§ **PAGE EXTRACT**

———

Fit thermal unfolding curves of oligomers for many signals (optimized variant).

Parameters:
list_of_temperatureslist of array-like

Temperature arrays for each dataset

list_of_signalslist of array-like

Signal arrays for each dataset

signal_idslist of int

Signal-type id for each dataset (0..n_signals-1)

oligomer_concentrationslist

sample concentrations of the oligomeric complex for each dataset (flattened across signals)

initial_parametersarray-like

Initial guess for the parameters

low_boundsarray-like

Lower bounds for the parameters

high_boundsarray-like

Upper bounds for the parameters

signal_fxcallable

Signal model function

baseline_native_fxcallable

function to calculate the native state baseline

baseline_unfolded_fxcallable

function to calculate the unfolded state baseline

model_scale_factorbool, optional

If True, include a per-oligomeric concentration scale factor to account for intensity differences

scale_factor_exclude_idslist, optional

IDs of scale factors to exclude / fix to 1

cp_valuefloat or None, optional

If provided, Cp is fixed to this value and not fitted

fit_native_olig_slope, fit_unfolded_olig_slopebool, optional

Whetever to fit the dependence of the slopes of the baselines

Returns:
global_fit_paramsnumpy.ndarray

Fitted global parameters

covnumpy.ndarray

Covariance matrix

predicted_lstlist of numpy.ndarray

Predicted signals per dataset

pychemelt.utils.fractions module#

This module contains helper functions to obtain the amount of folded/intermediate/unfolded (etc.) protein Author: Osvaldo Burastero

pychemelt.utils.fractions.fn_two_state_monomer(K)[source]#

Given the equilibrium constant K of N <-> U, return the fraction of folded protein.

———

§ **ENTRIES SHOWN**
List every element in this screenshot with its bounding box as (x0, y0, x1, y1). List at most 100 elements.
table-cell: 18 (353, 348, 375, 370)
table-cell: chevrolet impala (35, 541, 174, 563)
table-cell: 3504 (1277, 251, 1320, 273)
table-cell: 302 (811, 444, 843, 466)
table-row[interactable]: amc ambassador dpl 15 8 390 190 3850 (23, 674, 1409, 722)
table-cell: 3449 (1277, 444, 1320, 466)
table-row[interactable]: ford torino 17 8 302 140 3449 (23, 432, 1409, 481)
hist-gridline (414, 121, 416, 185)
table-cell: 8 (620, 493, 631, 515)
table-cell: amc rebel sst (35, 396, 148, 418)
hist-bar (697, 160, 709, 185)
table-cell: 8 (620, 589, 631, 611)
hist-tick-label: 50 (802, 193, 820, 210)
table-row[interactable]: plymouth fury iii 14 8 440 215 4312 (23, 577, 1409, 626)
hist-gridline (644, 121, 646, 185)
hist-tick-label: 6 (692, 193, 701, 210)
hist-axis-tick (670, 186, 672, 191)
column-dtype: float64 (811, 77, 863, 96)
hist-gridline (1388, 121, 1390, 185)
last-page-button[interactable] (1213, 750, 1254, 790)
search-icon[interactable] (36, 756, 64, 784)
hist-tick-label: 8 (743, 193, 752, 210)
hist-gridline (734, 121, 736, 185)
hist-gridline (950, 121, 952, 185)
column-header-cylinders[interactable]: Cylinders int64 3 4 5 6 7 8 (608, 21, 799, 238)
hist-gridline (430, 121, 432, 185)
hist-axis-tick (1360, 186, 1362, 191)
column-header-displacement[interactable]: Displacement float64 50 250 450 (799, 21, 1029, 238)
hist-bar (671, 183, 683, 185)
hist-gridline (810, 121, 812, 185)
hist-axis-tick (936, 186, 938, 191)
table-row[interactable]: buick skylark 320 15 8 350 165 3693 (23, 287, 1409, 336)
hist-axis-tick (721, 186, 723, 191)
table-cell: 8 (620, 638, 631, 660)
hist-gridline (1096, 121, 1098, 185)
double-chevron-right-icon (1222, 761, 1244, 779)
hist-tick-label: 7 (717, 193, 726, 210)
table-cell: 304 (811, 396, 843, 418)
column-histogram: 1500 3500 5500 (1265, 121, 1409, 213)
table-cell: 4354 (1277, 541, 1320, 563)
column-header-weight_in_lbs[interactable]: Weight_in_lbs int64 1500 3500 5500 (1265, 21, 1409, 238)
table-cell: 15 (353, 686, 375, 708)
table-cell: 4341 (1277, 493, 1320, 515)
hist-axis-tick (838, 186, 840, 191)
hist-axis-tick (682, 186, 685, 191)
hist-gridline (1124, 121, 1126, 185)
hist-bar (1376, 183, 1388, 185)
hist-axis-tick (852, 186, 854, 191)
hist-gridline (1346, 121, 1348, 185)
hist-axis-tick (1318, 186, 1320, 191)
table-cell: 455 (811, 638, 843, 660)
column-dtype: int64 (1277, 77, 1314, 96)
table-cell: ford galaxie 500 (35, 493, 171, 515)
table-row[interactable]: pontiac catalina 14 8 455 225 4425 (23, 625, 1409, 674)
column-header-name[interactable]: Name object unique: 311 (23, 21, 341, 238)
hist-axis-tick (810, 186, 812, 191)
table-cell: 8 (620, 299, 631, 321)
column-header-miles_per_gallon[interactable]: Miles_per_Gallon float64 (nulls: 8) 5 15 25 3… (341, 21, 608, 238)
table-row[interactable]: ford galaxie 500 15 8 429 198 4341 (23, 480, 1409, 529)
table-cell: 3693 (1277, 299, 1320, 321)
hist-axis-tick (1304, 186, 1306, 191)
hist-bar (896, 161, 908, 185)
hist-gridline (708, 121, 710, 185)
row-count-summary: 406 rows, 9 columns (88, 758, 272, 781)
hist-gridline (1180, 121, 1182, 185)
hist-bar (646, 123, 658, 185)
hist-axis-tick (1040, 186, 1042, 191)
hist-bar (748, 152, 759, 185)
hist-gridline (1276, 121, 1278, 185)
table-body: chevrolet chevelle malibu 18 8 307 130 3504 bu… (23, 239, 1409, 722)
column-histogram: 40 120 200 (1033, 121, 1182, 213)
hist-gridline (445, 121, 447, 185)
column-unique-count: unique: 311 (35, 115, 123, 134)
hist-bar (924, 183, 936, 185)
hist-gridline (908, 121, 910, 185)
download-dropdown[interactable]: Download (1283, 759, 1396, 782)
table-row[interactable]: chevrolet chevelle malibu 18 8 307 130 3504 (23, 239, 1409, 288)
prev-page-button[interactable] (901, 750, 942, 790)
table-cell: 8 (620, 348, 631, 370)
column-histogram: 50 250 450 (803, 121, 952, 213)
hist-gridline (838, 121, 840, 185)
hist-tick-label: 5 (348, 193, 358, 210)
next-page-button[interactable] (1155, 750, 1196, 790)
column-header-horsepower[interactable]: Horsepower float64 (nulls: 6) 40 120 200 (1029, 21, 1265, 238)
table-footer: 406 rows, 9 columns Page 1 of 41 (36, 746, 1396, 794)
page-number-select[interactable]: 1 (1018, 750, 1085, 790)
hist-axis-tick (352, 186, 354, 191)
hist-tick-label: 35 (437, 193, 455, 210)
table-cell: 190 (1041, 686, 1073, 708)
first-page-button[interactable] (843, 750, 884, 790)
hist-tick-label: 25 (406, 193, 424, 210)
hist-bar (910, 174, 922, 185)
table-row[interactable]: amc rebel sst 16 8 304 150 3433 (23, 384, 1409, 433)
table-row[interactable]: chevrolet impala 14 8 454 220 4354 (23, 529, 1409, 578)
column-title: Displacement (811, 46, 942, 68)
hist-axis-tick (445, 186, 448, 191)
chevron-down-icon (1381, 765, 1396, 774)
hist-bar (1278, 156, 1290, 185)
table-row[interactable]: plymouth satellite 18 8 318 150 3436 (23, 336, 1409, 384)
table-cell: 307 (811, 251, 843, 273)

———

§ **WORK REQUEST A**
Answer these questions from the page extract, one line each, marked the same way:
(i) What happens to Cp when cp_value is provided?
(ii) What is returned as cov?
(iii) Given the equilibrium constant K of N <-> U, what does fn_two_state_monomer return?
§ **WORK REQUEST B**
Decide whether each statement agrees with the page extract. Answer yes or no, and quote the words from the extract that decide it.
(i) Scale factors whose IDs are listed for exclusion are fixed to 1.
(ii) The signal-type id for each dataset runs from 1 to n_signals.
(iii) The oligomer concentrations are flattened across signals.

§ **ANSWER BOX A**
(i) Cp is fixed to that value and not fitted.
(ii) The covariance matrix.
(iii) The fraction of folded protein.

§ **ANSWER BOX B**
(i) Yes: "IDs of scale factors to exclude / fix to 1"
(ii) No: "Signal-type id for each dataset (0..n_signals-1)"
(iii) Yes: "sample concentrations of the oligomeric complex for each dataset (flattened across signals)"